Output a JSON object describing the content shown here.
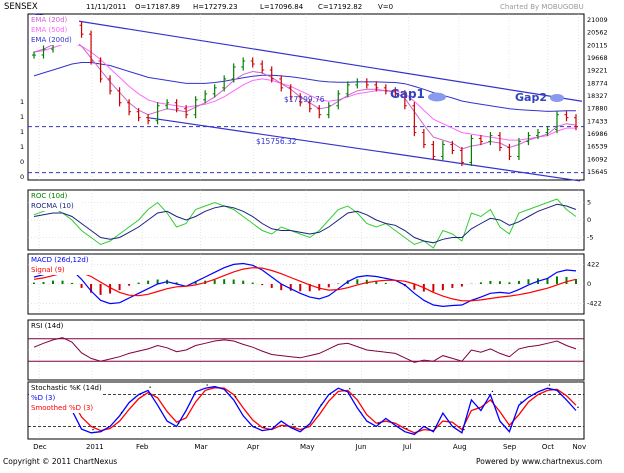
{
  "header": {
    "symbol": "SENSEX",
    "date": "11/11/2011",
    "open": "O=17187.89",
    "high": "H=17279.23",
    "low": "L=17096.84",
    "close": "C=17192.82",
    "volume": "V=0",
    "credit": "Charted By MOBUGOBU"
  },
  "footer": {
    "copyright": "Copyright © 2011 ChartNexus",
    "powered": "Powered by www.chartnexus.com"
  },
  "colors": {
    "price_up": "#008000",
    "price_down": "#cc0000",
    "ema20": "#cc66cc",
    "ema50": "#ff66ff",
    "ema200": "#3333cc",
    "trendline": "#3333cc",
    "roc": "#33cc33",
    "rocma": "#1a237e",
    "macd": "#0000ff",
    "signal": "#ff0000",
    "rsi": "#800040",
    "stoch_k": "#0000ff",
    "stoch_d": "#ff0000",
    "gap_marker": "#8899ee"
  },
  "chart_data": [
    {
      "type": "line",
      "panel": "price",
      "title": "SENSEX",
      "legend": [
        "EMA (20d)",
        "EMA (50d)",
        "EMA (200d)"
      ],
      "yticks": [
        "21009",
        "20562",
        "20115",
        "19668",
        "19221",
        "18774",
        "18327",
        "17880",
        "17433",
        "16986",
        "16539",
        "16092",
        "15645"
      ],
      "ylim": [
        15645,
        21009
      ],
      "left_ticks": [
        "1",
        "1",
        "1",
        "1",
        "0",
        "0"
      ],
      "xticks": [
        "Dec",
        "2011",
        "Feb",
        "Mar",
        "Apr",
        "May",
        "Jun",
        "Jul",
        "Aug",
        "Sep",
        "Oct",
        "Nov"
      ],
      "annotations": [
        "Gap1",
        "Gap2",
        "$17299.76",
        "$15756.32"
      ],
      "levels": [
        17299.76,
        15756.32
      ],
      "close": [
        19700,
        19900,
        20200,
        20500,
        20700,
        20400,
        19500,
        18900,
        18500,
        18100,
        17800,
        17600,
        17500,
        18000,
        18100,
        17900,
        17700,
        18200,
        18400,
        18600,
        18900,
        19300,
        19500,
        19400,
        19200,
        18900,
        18600,
        18300,
        18100,
        17900,
        17700,
        18000,
        18400,
        18700,
        18800,
        18700,
        18600,
        18500,
        18400,
        18000,
        17100,
        16700,
        16300,
        16700,
        16500,
        16100,
        16900,
        16800,
        17000,
        16600,
        16300,
        16800,
        17000,
        17100,
        17200,
        17700,
        17600,
        17300
      ],
      "ema20": [
        19800,
        19900,
        20050,
        20200,
        20250,
        20000,
        19600,
        19200,
        18800,
        18450,
        18100,
        17850,
        17700,
        17800,
        17900,
        17850,
        17800,
        17950,
        18100,
        18300,
        18550,
        18850,
        19050,
        19150,
        19100,
        18950,
        18750,
        18550,
        18300,
        18100,
        17900,
        17950,
        18150,
        18350,
        18500,
        18550,
        18550,
        18500,
        18450,
        18250,
        17800,
        17350,
        16950,
        16850,
        16750,
        16550,
        16650,
        16700,
        16800,
        16750,
        16600,
        16700,
        16850,
        16950,
        17050,
        17300,
        17400,
        17350
      ],
      "ema50": [
        19800,
        19850,
        19950,
        20050,
        20100,
        20000,
        19800,
        19550,
        19250,
        18950,
        18650,
        18400,
        18200,
        18100,
        18050,
        18000,
        17950,
        18000,
        18050,
        18150,
        18300,
        18500,
        18700,
        18850,
        18900,
        18850,
        18750,
        18650,
        18500,
        18350,
        18200,
        18150,
        18200,
        18300,
        18400,
        18450,
        18500,
        18500,
        18500,
        18400,
        18150,
        17850,
        17550,
        17400,
        17250,
        17100,
        17050,
        17000,
        16950,
        16900,
        16850,
        16850,
        16900,
        16950,
        17000,
        17150,
        17250,
        17250
      ],
      "ema200": [
        19000,
        19100,
        19200,
        19300,
        19400,
        19450,
        19450,
        19400,
        19350,
        19250,
        19150,
        19050,
        18950,
        18900,
        18850,
        18800,
        18750,
        18750,
        18750,
        18780,
        18820,
        18880,
        18940,
        18990,
        19020,
        19020,
        19000,
        18970,
        18930,
        18880,
        18830,
        18800,
        18790,
        18790,
        18800,
        18800,
        18800,
        18790,
        18780,
        18740,
        18650,
        18550,
        18440,
        18350,
        18260,
        18160,
        18100,
        18050,
        18000,
        17950,
        17900,
        17870,
        17850,
        17830,
        17810,
        17820,
        17830,
        17830
      ]
    },
    {
      "type": "line",
      "panel": "roc",
      "legend": [
        "ROC (10d)",
        "ROCMA (10)"
      ],
      "yticks": [
        "5",
        "0",
        "-5"
      ],
      "ylim": [
        -8,
        8
      ],
      "roc": [
        1.5,
        2.5,
        3.5,
        2,
        0,
        -3,
        -5,
        -7,
        -6,
        -4,
        -2,
        0,
        3,
        5,
        2,
        -2,
        -1,
        3,
        4,
        5,
        4,
        3,
        1,
        -1,
        -3,
        -4,
        -2,
        -3,
        -4,
        -5,
        -3,
        0,
        3,
        4,
        2,
        -1,
        -2,
        -1,
        -3,
        -5,
        -7,
        -6,
        -8,
        -3,
        -4,
        -6,
        2,
        1,
        3,
        -2,
        -4,
        2,
        3,
        4,
        5,
        6,
        3,
        1
      ],
      "rocma": [
        1,
        1.5,
        2,
        2,
        1,
        -1,
        -3,
        -5,
        -5.5,
        -5,
        -3.5,
        -2,
        0,
        2,
        2.5,
        1,
        0,
        1,
        2.5,
        3.5,
        4,
        3.5,
        2.5,
        1,
        -1,
        -2.5,
        -3,
        -3,
        -3.5,
        -4,
        -3.5,
        -2,
        0,
        2,
        2.5,
        1.5,
        0,
        -1,
        -1.5,
        -3,
        -5,
        -6,
        -6.5,
        -5.5,
        -5,
        -5,
        -2.5,
        -1,
        0.5,
        0,
        -1.5,
        -0.5,
        1,
        2.5,
        3.5,
        4.5,
        4,
        3
      ]
    },
    {
      "type": "bar",
      "panel": "macd",
      "legend": [
        "MACD (26d,12d)",
        "Signal (9)"
      ],
      "yticks": [
        "422",
        "0",
        "-422"
      ],
      "ylim": [
        -600,
        600
      ],
      "macd": [
        150,
        200,
        300,
        350,
        300,
        100,
        -150,
        -350,
        -420,
        -400,
        -300,
        -200,
        -100,
        0,
        50,
        0,
        -50,
        50,
        150,
        250,
        350,
        420,
        440,
        400,
        300,
        150,
        0,
        -100,
        -200,
        -280,
        -320,
        -250,
        -100,
        50,
        150,
        180,
        160,
        120,
        80,
        -20,
        -200,
        -350,
        -450,
        -480,
        -460,
        -450,
        -350,
        -280,
        -200,
        -180,
        -200,
        -120,
        -20,
        60,
        120,
        250,
        300,
        280
      ],
      "signal": [
        100,
        130,
        180,
        230,
        260,
        240,
        160,
        40,
        -80,
        -180,
        -240,
        -250,
        -220,
        -160,
        -100,
        -60,
        -50,
        -20,
        30,
        100,
        180,
        260,
        320,
        350,
        340,
        290,
        220,
        140,
        60,
        -20,
        -90,
        -130,
        -120,
        -80,
        -20,
        30,
        60,
        80,
        80,
        60,
        0,
        -80,
        -180,
        -260,
        -320,
        -360,
        -360,
        -340,
        -310,
        -280,
        -260,
        -230,
        -190,
        -140,
        -90,
        -20,
        50,
        100
      ]
    },
    {
      "type": "line",
      "panel": "rsi",
      "legend": [
        "RSI (14d)"
      ],
      "ylim": [
        0,
        100
      ],
      "levels": [
        30,
        70
      ],
      "rsi": [
        55,
        62,
        68,
        72,
        64,
        45,
        35,
        30,
        34,
        38,
        44,
        48,
        52,
        58,
        54,
        47,
        50,
        58,
        62,
        66,
        68,
        66,
        60,
        55,
        48,
        42,
        40,
        38,
        36,
        40,
        44,
        52,
        60,
        62,
        56,
        50,
        48,
        46,
        44,
        36,
        28,
        32,
        30,
        40,
        35,
        30,
        50,
        46,
        52,
        44,
        38,
        52,
        56,
        58,
        62,
        66,
        58,
        52
      ]
    },
    {
      "type": "line",
      "panel": "stochastic",
      "legend": [
        "Stochastic %K (14d)",
        "%D (3)",
        "Smoothed %D (3)"
      ],
      "ylim": [
        0,
        100
      ],
      "levels": [
        20,
        80
      ],
      "k": [
        60,
        85,
        95,
        90,
        50,
        15,
        8,
        10,
        20,
        40,
        65,
        80,
        88,
        60,
        30,
        20,
        50,
        85,
        92,
        95,
        90,
        70,
        40,
        20,
        12,
        15,
        30,
        18,
        10,
        25,
        55,
        80,
        92,
        85,
        55,
        30,
        20,
        35,
        22,
        10,
        5,
        20,
        10,
        45,
        20,
        8,
        70,
        50,
        80,
        30,
        10,
        60,
        75,
        85,
        92,
        88,
        70,
        50
      ],
      "d": [
        55,
        75,
        88,
        92,
        70,
        38,
        20,
        12,
        16,
        30,
        52,
        72,
        84,
        74,
        48,
        28,
        36,
        66,
        88,
        93,
        92,
        80,
        55,
        32,
        18,
        14,
        22,
        20,
        14,
        20,
        42,
        68,
        86,
        88,
        70,
        42,
        26,
        30,
        26,
        16,
        8,
        14,
        12,
        30,
        28,
        14,
        50,
        56,
        70,
        48,
        22,
        42,
        66,
        80,
        88,
        90,
        78,
        60
      ]
    }
  ]
}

==*==

Problem statement:
Copy out all lines where the word "panel" appears.

The completed task:
      "panel": "price",
      "panel": "roc",
      "panel": "macd",
      "panel": "rsi",
      "panel": "stochastic",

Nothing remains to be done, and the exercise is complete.